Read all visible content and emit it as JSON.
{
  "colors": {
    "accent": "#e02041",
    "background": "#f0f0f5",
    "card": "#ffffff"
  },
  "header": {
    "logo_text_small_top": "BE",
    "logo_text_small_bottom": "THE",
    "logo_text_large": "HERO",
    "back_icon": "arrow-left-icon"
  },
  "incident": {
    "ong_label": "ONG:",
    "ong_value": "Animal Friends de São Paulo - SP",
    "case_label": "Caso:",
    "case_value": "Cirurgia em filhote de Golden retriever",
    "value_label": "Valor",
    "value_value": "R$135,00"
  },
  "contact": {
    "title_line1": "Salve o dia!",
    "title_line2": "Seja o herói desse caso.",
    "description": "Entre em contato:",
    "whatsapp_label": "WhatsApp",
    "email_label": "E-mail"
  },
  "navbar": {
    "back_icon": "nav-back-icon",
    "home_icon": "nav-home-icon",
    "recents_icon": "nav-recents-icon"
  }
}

◆ ◆ ◆ ◆ ◆

▶ [TO BE DONE]:
Exact output of every entry is required.

▶ [TASK OUTPUT]:
Read all visible content and emit it as JSON.
{
  "colors": {
    "accent": "#e02041",
    "background": "#f0f0f5",
    "card": "#ffffff"
  },
  "header": {
    "logo_text_small_top": "BE",
    "logo_text_small_bottom": "THE",
    "logo_text_large": "HERO",
    "back_icon": "arrow-left-icon"
  },
  "incident": {
    "ong_label": "ONG:",
    "ong_value": "Animal Friends de São Paulo - SP",
    "case_label": "Caso:",
    "case_value": "Cirurgia em filhote de Golden retriever",
    "value_label": "Valor",
    "value_value": "R$135,00"
  },
  "contact": {
    "title_line1": "Salve o dia!",
    "title_line2": "Seja o herói desse caso.",
    "description": "Entre em contato:",
    "whatsapp_label": "WhatsApp",
    "email_label": "E-mail"
  },
  "navbar": {
    "back_icon": "nav-back-icon",
    "home_icon": "nav-home-icon",
    "recents_icon": "nav-recents-icon"
  }
}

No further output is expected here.